## What is required
Identify each line below that contains the word "this", and copy it out.

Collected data
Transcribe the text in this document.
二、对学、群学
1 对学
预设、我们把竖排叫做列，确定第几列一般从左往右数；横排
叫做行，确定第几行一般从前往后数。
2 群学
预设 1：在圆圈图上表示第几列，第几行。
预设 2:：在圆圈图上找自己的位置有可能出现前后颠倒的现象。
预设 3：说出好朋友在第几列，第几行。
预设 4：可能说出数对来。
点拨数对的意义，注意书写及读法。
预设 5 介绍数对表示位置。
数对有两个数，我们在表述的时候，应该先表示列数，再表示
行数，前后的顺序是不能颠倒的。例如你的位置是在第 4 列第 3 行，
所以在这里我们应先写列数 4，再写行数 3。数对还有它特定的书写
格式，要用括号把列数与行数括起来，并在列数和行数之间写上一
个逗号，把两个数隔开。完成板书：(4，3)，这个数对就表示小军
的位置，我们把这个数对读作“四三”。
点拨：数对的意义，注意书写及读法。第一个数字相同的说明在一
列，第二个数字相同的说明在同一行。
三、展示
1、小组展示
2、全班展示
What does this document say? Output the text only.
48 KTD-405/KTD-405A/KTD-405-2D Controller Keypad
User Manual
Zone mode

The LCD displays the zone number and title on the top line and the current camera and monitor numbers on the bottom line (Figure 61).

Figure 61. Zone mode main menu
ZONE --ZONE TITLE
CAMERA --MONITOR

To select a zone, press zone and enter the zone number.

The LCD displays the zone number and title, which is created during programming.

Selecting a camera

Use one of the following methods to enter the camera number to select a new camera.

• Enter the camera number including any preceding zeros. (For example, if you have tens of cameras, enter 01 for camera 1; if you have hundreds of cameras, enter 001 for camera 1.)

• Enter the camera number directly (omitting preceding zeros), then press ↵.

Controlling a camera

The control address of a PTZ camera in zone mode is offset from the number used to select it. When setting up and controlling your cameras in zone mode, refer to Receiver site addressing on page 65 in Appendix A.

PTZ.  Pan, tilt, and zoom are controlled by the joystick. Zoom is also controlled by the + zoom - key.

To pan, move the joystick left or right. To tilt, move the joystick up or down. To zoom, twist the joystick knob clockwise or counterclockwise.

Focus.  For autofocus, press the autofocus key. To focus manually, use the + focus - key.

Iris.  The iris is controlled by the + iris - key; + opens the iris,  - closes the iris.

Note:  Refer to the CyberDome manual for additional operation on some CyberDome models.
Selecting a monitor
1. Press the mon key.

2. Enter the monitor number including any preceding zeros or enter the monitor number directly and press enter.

## Output below
Transcribe the text in this document.
What does this document say? Output the text only.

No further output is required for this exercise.